[Begin]

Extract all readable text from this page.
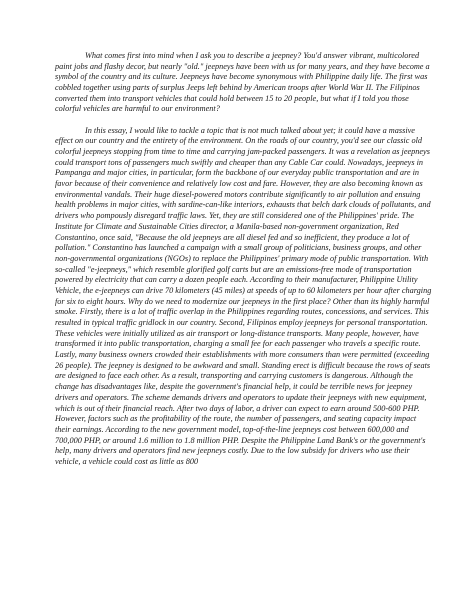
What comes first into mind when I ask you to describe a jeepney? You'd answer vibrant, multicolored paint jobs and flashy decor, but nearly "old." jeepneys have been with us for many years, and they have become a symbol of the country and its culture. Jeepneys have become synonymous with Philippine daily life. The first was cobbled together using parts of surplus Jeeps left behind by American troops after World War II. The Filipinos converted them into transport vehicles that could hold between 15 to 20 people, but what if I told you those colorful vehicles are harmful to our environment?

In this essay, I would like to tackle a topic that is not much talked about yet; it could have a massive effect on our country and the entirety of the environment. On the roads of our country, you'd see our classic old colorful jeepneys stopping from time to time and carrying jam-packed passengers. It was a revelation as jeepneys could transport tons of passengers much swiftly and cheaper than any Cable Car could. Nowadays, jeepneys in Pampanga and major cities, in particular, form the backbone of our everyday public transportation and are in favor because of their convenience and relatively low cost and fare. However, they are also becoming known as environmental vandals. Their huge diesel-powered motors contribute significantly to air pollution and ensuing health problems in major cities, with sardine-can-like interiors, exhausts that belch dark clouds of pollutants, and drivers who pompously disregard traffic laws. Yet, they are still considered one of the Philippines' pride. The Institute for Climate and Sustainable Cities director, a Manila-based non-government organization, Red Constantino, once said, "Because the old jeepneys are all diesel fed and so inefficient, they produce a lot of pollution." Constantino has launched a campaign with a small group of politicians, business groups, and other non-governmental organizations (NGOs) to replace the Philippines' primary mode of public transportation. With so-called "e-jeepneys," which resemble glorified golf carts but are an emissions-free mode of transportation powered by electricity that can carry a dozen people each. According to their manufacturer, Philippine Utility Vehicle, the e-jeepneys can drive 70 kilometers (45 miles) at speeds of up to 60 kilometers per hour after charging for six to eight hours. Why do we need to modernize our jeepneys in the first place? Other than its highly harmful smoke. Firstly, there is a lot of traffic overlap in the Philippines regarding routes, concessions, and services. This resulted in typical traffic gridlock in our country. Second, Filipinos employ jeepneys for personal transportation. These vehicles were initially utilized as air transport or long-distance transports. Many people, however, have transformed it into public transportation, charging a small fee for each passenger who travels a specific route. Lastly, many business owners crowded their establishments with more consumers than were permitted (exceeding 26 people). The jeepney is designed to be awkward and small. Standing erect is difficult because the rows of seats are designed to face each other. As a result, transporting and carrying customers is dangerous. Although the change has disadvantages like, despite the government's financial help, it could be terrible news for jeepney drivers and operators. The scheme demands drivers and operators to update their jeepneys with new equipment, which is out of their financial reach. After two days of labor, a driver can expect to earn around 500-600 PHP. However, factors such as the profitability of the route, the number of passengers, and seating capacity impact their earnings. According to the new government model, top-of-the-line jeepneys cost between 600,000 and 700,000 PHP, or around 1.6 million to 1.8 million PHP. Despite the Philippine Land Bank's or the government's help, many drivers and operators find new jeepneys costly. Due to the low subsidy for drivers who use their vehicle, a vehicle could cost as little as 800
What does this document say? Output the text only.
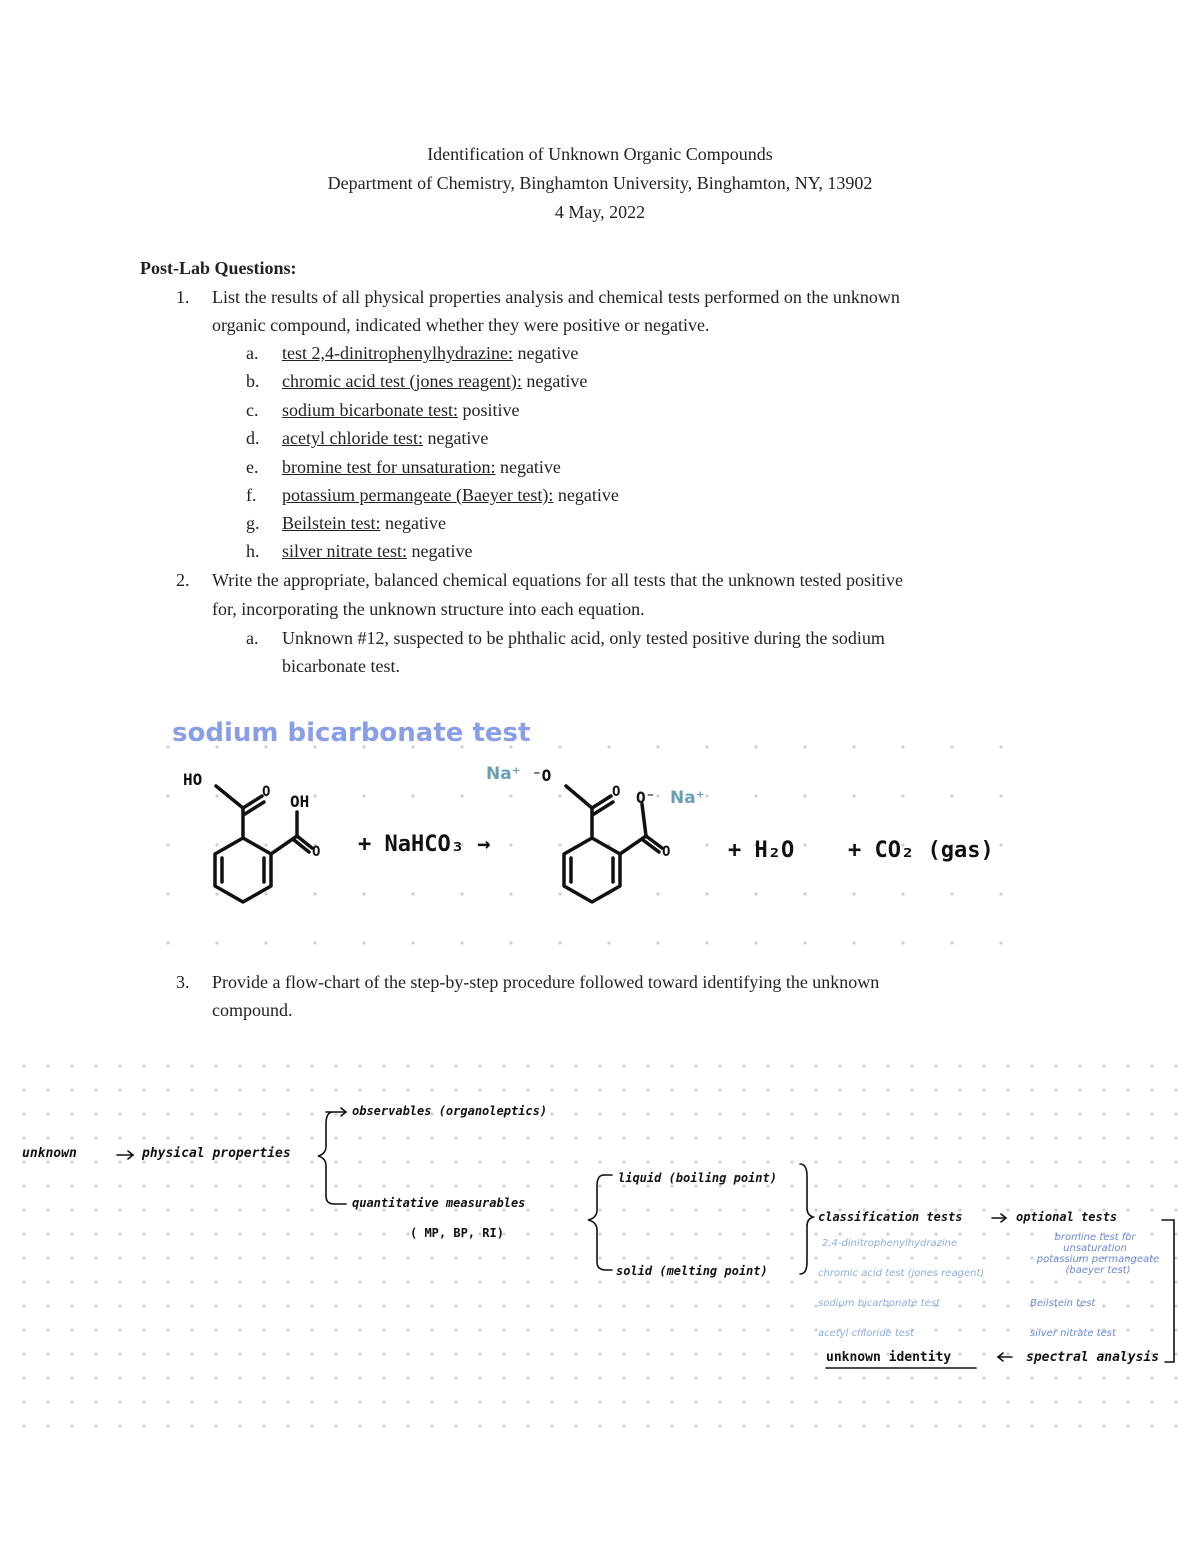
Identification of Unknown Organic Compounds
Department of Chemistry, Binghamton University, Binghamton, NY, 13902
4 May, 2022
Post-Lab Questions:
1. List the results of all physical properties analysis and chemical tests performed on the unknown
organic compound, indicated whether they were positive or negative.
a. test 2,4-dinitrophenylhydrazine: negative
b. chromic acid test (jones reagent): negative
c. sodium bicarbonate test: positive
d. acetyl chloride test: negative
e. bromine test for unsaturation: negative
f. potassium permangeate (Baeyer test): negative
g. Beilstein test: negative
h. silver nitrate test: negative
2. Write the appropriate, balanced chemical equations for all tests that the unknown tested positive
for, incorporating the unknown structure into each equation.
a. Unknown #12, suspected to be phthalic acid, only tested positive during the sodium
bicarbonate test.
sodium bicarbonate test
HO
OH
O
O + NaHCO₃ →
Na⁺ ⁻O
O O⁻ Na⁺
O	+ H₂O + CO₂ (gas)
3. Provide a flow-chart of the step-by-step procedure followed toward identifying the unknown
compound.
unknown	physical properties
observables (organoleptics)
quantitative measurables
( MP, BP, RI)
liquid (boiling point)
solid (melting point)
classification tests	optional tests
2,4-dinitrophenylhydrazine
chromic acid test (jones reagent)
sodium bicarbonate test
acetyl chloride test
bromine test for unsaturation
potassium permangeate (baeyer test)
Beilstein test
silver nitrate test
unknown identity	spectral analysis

[End]
[Begin]

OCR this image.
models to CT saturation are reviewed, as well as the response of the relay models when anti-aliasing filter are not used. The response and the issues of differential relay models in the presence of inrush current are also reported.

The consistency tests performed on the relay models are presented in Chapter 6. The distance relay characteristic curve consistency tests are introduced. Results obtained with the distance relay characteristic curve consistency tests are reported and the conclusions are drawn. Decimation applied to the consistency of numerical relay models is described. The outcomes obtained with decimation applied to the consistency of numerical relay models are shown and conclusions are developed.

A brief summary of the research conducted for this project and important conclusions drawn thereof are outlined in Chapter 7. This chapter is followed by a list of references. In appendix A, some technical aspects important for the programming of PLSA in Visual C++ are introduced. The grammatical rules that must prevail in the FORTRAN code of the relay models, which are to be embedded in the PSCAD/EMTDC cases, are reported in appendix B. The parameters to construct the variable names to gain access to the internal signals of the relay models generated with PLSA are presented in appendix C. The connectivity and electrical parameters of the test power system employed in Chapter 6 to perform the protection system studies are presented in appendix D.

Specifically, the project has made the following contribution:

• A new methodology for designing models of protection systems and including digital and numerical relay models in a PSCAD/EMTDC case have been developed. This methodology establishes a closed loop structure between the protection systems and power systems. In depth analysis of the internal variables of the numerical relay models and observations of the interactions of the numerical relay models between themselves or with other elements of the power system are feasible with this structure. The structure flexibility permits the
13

[End]

_What you should do_
Gather all lines from the listing above in which "permangeate" occurs.

_Written answer_
f. potassium permangeate (Baeyer test): negative
potassium permangeate (baeyer test)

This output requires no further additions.